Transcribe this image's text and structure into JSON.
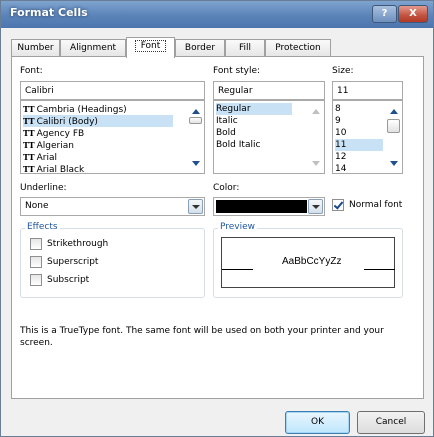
{
  "window": {
    "title": "Format Cells",
    "help_label": "?",
    "close_label": "X"
  },
  "tabs": [
    "Number",
    "Alignment",
    "Font",
    "Border",
    "Fill",
    "Protection"
  ],
  "active_tab": "Font",
  "font": {
    "label": "Font:",
    "value": "Calibri",
    "items": [
      "Cambria (Headings)",
      "Calibri (Body)",
      "Agency FB",
      "Algerian",
      "Arial",
      "Arial Black"
    ],
    "selected": "Calibri (Body)"
  },
  "font_style": {
    "label": "Font style:",
    "value": "Regular",
    "items": [
      "Regular",
      "Italic",
      "Bold",
      "Bold Italic"
    ],
    "selected": "Regular"
  },
  "size": {
    "label": "Size:",
    "value": "11",
    "items": [
      "8",
      "9",
      "10",
      "11",
      "12",
      "14"
    ],
    "selected": "11"
  },
  "underline": {
    "label": "Underline:",
    "value": "None"
  },
  "color": {
    "label": "Color:",
    "swatch_hex": "#000000"
  },
  "normal_font": {
    "label": "Normal font",
    "checked": true
  },
  "effects": {
    "legend": "Effects",
    "strikethrough": "Strikethrough",
    "superscript": "Superscript",
    "subscript": "Subscript"
  },
  "preview": {
    "legend": "Preview",
    "sample": "AaBbCcYyZz"
  },
  "note": "This is a TrueType font.  The same font will be used on both your printer and your screen.",
  "buttons": {
    "ok": "OK",
    "cancel": "Cancel"
  },
  "icons": {
    "truetype": "TT",
    "help": "?",
    "close": "X"
  }
}
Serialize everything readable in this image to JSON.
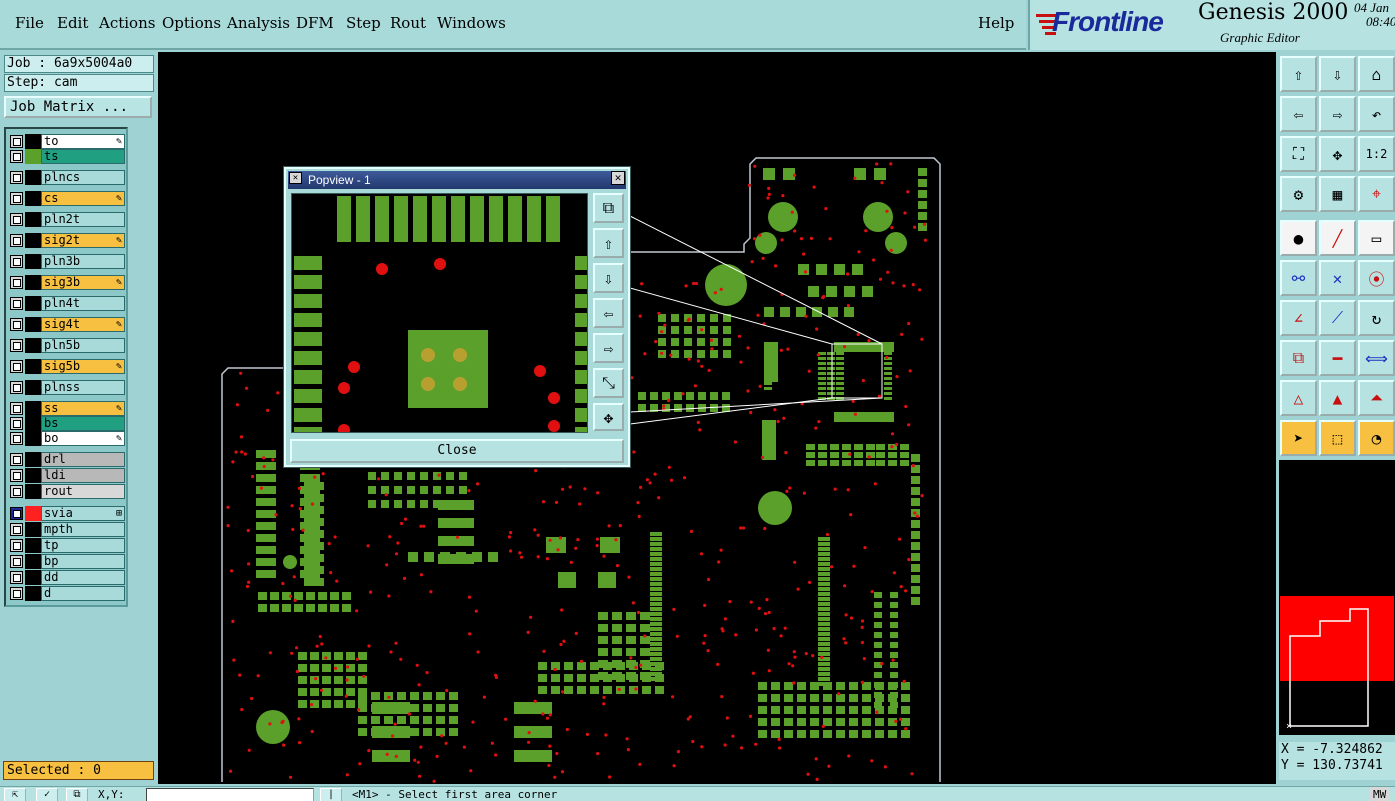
{
  "menu": {
    "items": [
      "File",
      "Edit",
      "Actions",
      "Options",
      "Analysis",
      "DFM",
      "Step",
      "Rout",
      "Windows"
    ],
    "help": "Help"
  },
  "brand": {
    "logo": "Frontline",
    "product": "Genesis 2000",
    "subtitle": "Graphic Editor",
    "date": "04  Jan",
    "time": "08:40"
  },
  "job": {
    "job_line": "Job : 6a9x5004a0",
    "step_line": "Step: cam",
    "matrix_button": "Job Matrix ..."
  },
  "layers": [
    {
      "name": "to",
      "bg": "#ffffff",
      "swatch": "#000000",
      "pen": true
    },
    {
      "name": "ts",
      "bg": "#20a080",
      "swatch": "#5aa02a",
      "pen": false
    },
    {
      "name": "plncs",
      "bg": "#a8dada",
      "swatch": "#000000",
      "pen": false
    },
    {
      "name": "cs",
      "bg": "#f7c040",
      "swatch": "#000000",
      "pen": true
    },
    {
      "name": "pln2t",
      "bg": "#a8dada",
      "swatch": "#000000",
      "pen": false
    },
    {
      "name": "sig2t",
      "bg": "#f7c040",
      "swatch": "#000000",
      "pen": true
    },
    {
      "name": "pln3b",
      "bg": "#a8dada",
      "swatch": "#000000",
      "pen": false
    },
    {
      "name": "sig3b",
      "bg": "#f7c040",
      "swatch": "#000000",
      "pen": true
    },
    {
      "name": "pln4t",
      "bg": "#a8dada",
      "swatch": "#000000",
      "pen": false
    },
    {
      "name": "sig4t",
      "bg": "#f7c040",
      "swatch": "#000000",
      "pen": true
    },
    {
      "name": "pln5b",
      "bg": "#a8dada",
      "swatch": "#000000",
      "pen": false
    },
    {
      "name": "sig5b",
      "bg": "#f7c040",
      "swatch": "#000000",
      "pen": true
    },
    {
      "name": "plnss",
      "bg": "#a8dada",
      "swatch": "#000000",
      "pen": false
    },
    {
      "name": "ss",
      "bg": "#f7c040",
      "swatch": "#000000",
      "pen": true
    },
    {
      "name": "bs",
      "bg": "#20a080",
      "swatch": "#000000",
      "pen": false
    },
    {
      "name": "bo",
      "bg": "#ffffff",
      "swatch": "#000000",
      "pen": true
    },
    {
      "name": "drl",
      "bg": "#b8b8b8",
      "swatch": "#000000",
      "pen": false
    },
    {
      "name": "ldi",
      "bg": "#b8b8b8",
      "swatch": "#000000",
      "pen": false
    },
    {
      "name": "rout",
      "bg": "#d8d8d8",
      "swatch": "#000000",
      "pen": false
    },
    {
      "name": "svia",
      "bg": "#a8dada",
      "swatch": "#ff2020",
      "pen": false,
      "grid": true,
      "active": true
    },
    {
      "name": "mpth",
      "bg": "#a8dada",
      "swatch": "#000000",
      "pen": false
    },
    {
      "name": "tp",
      "bg": "#a8dada",
      "swatch": "#000000",
      "pen": false
    },
    {
      "name": "bp",
      "bg": "#a8dada",
      "swatch": "#000000",
      "pen": false
    },
    {
      "name": "dd",
      "bg": "#a8dada",
      "swatch": "#000000",
      "pen": false
    },
    {
      "name": "d",
      "bg": "#a8dada",
      "swatch": "#000000",
      "pen": false
    }
  ],
  "selected": "Selected : 0",
  "popview": {
    "title": "Popview - 1",
    "close_label": "Close"
  },
  "coords": {
    "x": "X = -7.324862",
    "y": "Y = 130.73741"
  },
  "status": {
    "xy_label": "X,Y:",
    "message": "<M1> - Select first area corner",
    "mw": "MW"
  },
  "colors": {
    "pad_green": "#5aa02a",
    "via_red": "#e01010",
    "outline": "#bfc8d0",
    "accent_orange": "#f7c040"
  }
}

=== PROMPT ===
Everything in the records is to be repeated verbatim except the pictures.

=== RESULT FOR THIS TASK ===
Transcribe this image's text and structure into JSON.
{
  "window": {
    "title": "Format Cells",
    "help_label": "?",
    "close_label": "X"
  },
  "tabs": [
    "Number",
    "Alignment",
    "Font",
    "Border",
    "Fill",
    "Protection"
  ],
  "active_tab": "Font",
  "font": {
    "label": "Font:",
    "value": "Calibri",
    "items": [
      "Cambria (Headings)",
      "Calibri (Body)",
      "Agency FB",
      "Algerian",
      "Arial",
      "Arial Black"
    ],
    "selected": "Calibri (Body)"
  },
  "font_style": {
    "label": "Font style:",
    "value": "Regular",
    "items": [
      "Regular",
      "Italic",
      "Bold",
      "Bold Italic"
    ],
    "selected": "Regular"
  },
  "size": {
    "label": "Size:",
    "value": "11",
    "items": [
      "8",
      "9",
      "10",
      "11",
      "12",
      "14"
    ],
    "selected": "11"
  },
  "underline": {
    "label": "Underline:",
    "value": "None"
  },
  "color": {
    "label": "Color:",
    "swatch_hex": "#000000"
  },
  "normal_font": {
    "label": "Normal font",
    "checked": true
  },
  "effects": {
    "legend": "Effects",
    "strikethrough": "Strikethrough",
    "superscript": "Superscript",
    "subscript": "Subscript"
  },
  "preview": {
    "legend": "Preview",
    "sample": "AaBbCcYyZz"
  },
  "note": "This is a TrueType font.  The same font will be used on both your printer and your screen.",
  "buttons": {
    "ok": "OK",
    "cancel": "Cancel"
  },
  "icons": {
    "truetype": "TT",
    "help": "?",
    "close": "X"
  }
}
Serialize everything readable in this image to JSON.
{
  "menu": {
    "items": [
      "File",
      "Edit",
      "Actions",
      "Options",
      "Analysis",
      "DFM",
      "Step",
      "Rout",
      "Windows"
    ],
    "help": "Help"
  },
  "brand": {
    "logo": "Frontline",
    "product": "Genesis 2000",
    "subtitle": "Graphic Editor",
    "date": "04  Jan",
    "time": "08:40"
  },
  "job": {
    "job_line": "Job : 6a9x5004a0",
    "step_line": "Step: cam",
    "matrix_button": "Job Matrix ..."
  },
  "layers": [
    {
      "name": "to",
      "bg": "#ffffff",
      "swatch": "#000000",
      "pen": true
    },
    {
      "name": "ts",
      "bg": "#20a080",
      "swatch": "#5aa02a",
      "pen": false
    },
    {
      "name": "plncs",
      "bg": "#a8dada",
      "swatch": "#000000",
      "pen": false
    },
    {
      "name": "cs",
      "bg": "#f7c040",
      "swatch": "#000000",
      "pen": true
    },
    {
      "name": "pln2t",
      "bg": "#a8dada",
      "swatch": "#000000",
      "pen": false
    },
    {
      "name": "sig2t",
      "bg": "#f7c040",
      "swatch": "#000000",
      "pen": true
    },
    {
      "name": "pln3b",
      "bg": "#a8dada",
      "swatch": "#000000",
      "pen": false
    },
    {
      "name": "sig3b",
      "bg": "#f7c040",
      "swatch": "#000000",
      "pen": true
    },
    {
      "name": "pln4t",
      "bg": "#a8dada",
      "swatch": "#000000",
      "pen": false
    },
    {
      "name": "sig4t",
      "bg": "#f7c040",
      "swatch": "#000000",
      "pen": true
    },
    {
      "name": "pln5b",
      "bg": "#a8dada",
      "swatch": "#000000",
      "pen": false
    },
    {
      "name": "sig5b",
      "bg": "#f7c040",
      "swatch": "#000000",
      "pen": true
    },
    {
      "name": "plnss",
      "bg": "#a8dada",
      "swatch": "#000000",
      "pen": false
    },
    {
      "name": "ss",
      "bg": "#f7c040",
      "swatch": "#000000",
      "pen": true
    },
    {
      "name": "bs",
      "bg": "#20a080",
      "swatch": "#000000",
      "pen": false
    },
    {
      "name": "bo",
      "bg": "#ffffff",
      "swatch": "#000000",
      "pen": true
    },
    {
      "name": "drl",
      "bg": "#b8b8b8",
      "swatch": "#000000",
      "pen": false
    },
    {
      "name": "ldi",
      "bg": "#b8b8b8",
      "swatch": "#000000",
      "pen": false
    },
    {
      "name": "rout",
      "bg": "#d8d8d8",
      "swatch": "#000000",
      "pen": false
    },
    {
      "name": "svia",
      "bg": "#a8dada",
      "swatch": "#ff2020",
      "pen": false,
      "grid": true,
      "active": true
    },
    {
      "name": "mpth",
      "bg": "#a8dada",
      "swatch": "#000000",
      "pen": false
    },
    {
      "name": "tp",
      "bg": "#a8dada",
      "swatch": "#000000",
      "pen": false
    },
    {
      "name": "bp",
      "bg": "#a8dada",
      "swatch": "#000000",
      "pen": false
    },
    {
      "name": "dd",
      "bg": "#a8dada",
      "swatch": "#000000",
      "pen": false
    },
    {
      "name": "d",
      "bg": "#a8dada",
      "swatch": "#000000",
      "pen": false
    }
  ],
  "selected": "Selected : 0",
  "popview": {
    "title": "Popview - 1",
    "close_label": "Close"
  },
  "coords": {
    "x": "X = -7.324862",
    "y": "Y = 130.73741"
  },
  "status": {
    "xy_label": "X,Y:",
    "message": "<M1> - Select first area corner",
    "mw": "MW"
  },
  "colors": {
    "pad_green": "#5aa02a",
    "via_red": "#e01010",
    "outline": "#bfc8d0",
    "accent_orange": "#f7c040"
  }
}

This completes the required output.